### Short exercise
Write the count of lines that contain the word "Imports" and nothing else.

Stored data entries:
**********
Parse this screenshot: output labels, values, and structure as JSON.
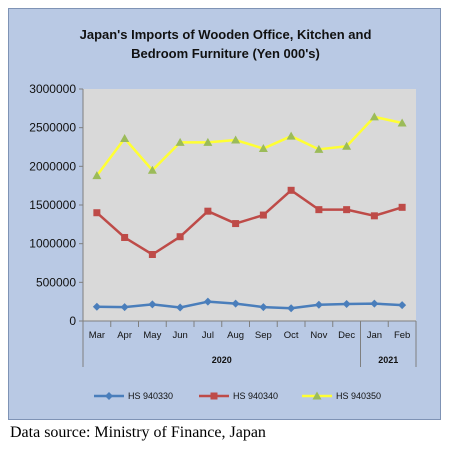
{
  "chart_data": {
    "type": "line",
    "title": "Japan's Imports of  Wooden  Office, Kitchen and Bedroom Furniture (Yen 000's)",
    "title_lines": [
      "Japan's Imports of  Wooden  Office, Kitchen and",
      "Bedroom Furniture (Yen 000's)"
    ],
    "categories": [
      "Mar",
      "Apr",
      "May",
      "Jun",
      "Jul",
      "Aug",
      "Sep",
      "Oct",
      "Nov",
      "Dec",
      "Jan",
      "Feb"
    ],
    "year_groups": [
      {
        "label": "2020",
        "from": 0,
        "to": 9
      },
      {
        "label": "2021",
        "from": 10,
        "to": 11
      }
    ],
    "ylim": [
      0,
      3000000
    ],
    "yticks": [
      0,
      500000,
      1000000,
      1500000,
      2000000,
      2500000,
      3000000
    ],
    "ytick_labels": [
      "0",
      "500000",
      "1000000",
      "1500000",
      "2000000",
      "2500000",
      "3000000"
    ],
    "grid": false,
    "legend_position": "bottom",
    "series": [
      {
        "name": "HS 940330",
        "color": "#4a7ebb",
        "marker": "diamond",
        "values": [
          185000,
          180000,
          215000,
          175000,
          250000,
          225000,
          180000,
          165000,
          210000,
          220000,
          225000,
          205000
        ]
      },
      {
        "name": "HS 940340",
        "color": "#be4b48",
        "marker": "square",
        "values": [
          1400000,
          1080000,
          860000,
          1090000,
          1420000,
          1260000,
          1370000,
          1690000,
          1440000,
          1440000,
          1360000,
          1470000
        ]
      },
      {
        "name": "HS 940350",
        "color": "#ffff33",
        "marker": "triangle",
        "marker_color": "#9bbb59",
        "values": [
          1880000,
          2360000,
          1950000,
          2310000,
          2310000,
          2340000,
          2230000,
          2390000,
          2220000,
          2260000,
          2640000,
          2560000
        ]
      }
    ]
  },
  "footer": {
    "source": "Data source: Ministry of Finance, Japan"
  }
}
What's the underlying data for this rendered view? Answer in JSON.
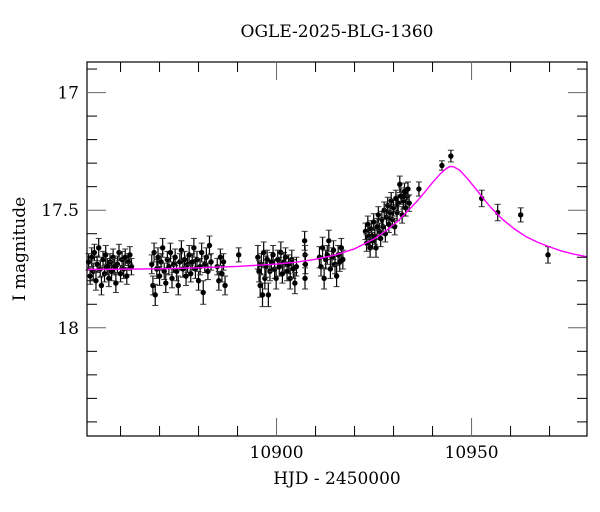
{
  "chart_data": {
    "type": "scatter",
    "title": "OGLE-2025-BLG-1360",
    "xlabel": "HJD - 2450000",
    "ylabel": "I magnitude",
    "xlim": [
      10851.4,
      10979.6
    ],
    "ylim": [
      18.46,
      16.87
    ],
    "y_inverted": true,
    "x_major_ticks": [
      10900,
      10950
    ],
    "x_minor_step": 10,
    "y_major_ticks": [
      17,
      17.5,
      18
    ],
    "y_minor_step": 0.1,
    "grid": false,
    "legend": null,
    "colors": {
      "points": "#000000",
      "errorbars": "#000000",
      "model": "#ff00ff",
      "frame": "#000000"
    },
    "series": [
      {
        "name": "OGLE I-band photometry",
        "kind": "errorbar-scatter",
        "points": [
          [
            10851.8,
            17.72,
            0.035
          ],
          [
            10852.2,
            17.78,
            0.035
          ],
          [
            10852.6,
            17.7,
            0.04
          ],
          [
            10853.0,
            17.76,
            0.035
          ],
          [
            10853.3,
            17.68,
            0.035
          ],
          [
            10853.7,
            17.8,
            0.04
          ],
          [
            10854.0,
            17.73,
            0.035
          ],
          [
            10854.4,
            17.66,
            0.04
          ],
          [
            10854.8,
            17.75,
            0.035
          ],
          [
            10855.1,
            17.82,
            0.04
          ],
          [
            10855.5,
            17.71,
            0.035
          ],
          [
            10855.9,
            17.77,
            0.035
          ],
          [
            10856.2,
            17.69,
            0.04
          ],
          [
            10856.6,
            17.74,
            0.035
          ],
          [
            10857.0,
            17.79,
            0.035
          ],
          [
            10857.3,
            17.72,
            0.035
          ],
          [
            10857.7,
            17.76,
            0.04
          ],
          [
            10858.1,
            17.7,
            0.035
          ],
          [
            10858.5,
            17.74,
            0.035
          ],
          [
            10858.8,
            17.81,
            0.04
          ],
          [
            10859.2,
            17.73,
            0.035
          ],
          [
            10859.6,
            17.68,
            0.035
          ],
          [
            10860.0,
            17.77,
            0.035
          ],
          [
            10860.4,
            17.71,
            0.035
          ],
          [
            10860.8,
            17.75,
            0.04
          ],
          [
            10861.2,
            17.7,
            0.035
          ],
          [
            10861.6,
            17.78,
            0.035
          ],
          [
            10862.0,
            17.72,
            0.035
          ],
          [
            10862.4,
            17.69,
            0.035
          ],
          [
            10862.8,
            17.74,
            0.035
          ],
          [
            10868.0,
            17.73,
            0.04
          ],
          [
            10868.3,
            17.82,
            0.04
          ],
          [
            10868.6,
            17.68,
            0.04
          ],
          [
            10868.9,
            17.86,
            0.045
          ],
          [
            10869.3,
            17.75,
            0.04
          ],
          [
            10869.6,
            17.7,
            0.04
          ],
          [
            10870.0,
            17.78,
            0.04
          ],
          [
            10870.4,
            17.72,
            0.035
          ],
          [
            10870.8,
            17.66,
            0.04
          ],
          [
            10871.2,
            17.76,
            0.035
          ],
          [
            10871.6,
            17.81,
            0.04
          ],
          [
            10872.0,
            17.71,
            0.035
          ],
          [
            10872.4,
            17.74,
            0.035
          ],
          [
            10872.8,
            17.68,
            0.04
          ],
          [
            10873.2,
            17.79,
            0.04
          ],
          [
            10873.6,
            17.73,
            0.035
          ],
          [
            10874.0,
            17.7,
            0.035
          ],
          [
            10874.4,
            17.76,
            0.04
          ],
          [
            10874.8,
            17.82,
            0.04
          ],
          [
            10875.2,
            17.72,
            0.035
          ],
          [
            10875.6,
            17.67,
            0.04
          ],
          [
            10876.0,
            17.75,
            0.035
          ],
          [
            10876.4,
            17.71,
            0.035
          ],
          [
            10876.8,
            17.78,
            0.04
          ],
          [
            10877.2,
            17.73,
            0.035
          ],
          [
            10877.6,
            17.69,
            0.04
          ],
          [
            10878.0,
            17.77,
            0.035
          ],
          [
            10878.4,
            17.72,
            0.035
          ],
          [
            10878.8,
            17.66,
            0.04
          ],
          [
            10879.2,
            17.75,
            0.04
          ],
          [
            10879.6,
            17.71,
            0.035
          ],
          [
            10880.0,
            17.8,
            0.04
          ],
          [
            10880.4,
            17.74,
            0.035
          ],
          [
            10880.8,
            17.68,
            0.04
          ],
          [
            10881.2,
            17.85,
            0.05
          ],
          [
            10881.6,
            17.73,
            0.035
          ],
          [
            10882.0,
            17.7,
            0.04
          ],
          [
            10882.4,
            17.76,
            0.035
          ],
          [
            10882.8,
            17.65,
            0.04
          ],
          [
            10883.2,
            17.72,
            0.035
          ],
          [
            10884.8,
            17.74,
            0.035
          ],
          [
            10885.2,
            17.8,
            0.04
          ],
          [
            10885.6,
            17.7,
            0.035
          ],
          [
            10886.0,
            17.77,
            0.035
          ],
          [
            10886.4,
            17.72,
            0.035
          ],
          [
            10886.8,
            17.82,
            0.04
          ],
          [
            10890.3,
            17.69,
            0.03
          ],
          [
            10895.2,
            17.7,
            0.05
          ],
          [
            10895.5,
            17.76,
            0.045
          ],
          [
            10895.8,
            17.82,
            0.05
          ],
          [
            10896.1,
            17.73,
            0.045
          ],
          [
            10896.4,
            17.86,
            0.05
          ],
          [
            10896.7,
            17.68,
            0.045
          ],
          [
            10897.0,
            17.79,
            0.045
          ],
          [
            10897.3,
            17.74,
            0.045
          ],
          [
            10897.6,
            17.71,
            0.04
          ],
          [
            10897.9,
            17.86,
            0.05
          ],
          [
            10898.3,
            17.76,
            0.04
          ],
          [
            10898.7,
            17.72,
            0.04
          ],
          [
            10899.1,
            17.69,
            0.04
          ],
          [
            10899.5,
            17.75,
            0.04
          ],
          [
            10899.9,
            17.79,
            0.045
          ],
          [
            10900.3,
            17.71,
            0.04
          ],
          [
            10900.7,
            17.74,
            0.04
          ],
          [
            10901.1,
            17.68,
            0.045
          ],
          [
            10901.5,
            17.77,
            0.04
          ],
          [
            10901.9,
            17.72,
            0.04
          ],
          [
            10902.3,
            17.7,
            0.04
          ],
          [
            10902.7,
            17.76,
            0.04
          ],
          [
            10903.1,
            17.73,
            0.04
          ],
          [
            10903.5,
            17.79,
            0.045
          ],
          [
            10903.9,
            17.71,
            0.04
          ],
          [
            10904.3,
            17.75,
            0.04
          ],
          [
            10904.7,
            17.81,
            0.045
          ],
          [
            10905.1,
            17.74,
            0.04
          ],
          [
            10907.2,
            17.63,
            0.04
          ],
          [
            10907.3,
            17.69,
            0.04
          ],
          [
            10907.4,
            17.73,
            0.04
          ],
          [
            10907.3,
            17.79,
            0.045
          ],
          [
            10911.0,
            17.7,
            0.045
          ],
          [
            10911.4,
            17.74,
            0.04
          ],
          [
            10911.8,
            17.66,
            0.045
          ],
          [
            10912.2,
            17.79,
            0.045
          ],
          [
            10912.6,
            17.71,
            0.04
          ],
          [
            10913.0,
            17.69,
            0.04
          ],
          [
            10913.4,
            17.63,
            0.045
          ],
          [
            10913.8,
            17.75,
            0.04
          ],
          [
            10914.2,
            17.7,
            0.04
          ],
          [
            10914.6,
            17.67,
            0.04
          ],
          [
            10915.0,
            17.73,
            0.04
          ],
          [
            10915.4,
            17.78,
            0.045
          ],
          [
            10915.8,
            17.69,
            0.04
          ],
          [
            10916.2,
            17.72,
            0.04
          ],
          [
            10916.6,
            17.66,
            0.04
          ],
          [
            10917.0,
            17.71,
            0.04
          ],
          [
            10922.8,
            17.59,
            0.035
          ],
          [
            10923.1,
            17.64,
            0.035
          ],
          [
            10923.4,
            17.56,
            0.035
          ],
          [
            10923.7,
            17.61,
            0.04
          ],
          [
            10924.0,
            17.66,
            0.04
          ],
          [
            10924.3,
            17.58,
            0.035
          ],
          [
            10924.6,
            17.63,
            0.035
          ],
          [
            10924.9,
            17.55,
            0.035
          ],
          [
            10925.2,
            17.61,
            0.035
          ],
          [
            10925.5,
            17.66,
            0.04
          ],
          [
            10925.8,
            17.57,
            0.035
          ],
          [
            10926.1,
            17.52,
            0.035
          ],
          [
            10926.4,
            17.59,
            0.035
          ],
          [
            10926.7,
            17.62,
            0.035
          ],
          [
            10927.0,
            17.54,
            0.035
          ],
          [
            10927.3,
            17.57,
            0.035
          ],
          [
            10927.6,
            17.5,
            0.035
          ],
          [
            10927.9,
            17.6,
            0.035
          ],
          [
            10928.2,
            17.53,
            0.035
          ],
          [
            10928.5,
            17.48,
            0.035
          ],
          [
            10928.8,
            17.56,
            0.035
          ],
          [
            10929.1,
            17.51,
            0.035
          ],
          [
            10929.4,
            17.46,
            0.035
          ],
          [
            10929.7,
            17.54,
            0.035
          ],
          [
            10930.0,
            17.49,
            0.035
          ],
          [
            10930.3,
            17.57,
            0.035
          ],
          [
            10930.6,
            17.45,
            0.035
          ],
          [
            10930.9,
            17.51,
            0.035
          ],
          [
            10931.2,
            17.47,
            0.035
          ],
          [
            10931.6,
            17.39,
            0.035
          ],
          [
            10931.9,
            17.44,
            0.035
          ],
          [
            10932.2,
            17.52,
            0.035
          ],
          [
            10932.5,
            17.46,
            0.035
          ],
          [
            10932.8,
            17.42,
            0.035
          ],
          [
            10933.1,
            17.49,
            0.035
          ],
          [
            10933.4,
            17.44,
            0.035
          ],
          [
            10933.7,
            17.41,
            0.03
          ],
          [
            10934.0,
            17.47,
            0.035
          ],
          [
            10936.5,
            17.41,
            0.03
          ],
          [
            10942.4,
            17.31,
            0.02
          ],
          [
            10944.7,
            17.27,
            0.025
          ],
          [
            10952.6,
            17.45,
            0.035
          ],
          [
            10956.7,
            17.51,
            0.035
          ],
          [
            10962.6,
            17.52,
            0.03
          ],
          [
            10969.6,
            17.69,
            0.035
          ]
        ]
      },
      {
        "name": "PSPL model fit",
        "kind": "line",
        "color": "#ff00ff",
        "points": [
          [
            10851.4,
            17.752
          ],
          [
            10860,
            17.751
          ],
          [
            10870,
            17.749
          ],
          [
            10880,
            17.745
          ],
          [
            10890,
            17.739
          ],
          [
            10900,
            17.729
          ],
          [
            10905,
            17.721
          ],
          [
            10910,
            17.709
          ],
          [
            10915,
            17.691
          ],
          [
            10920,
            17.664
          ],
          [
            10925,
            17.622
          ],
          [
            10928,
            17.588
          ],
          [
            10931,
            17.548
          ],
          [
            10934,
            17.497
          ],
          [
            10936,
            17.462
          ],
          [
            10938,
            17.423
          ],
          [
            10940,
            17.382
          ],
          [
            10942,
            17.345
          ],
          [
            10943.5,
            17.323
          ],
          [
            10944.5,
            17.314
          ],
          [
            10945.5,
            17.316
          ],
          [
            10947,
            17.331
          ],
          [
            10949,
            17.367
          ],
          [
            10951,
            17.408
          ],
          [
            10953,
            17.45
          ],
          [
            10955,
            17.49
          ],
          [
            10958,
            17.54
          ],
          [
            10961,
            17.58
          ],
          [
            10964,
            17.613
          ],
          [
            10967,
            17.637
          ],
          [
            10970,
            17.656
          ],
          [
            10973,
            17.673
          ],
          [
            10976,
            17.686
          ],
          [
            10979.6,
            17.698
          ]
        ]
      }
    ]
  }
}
**********
### Exercise response
2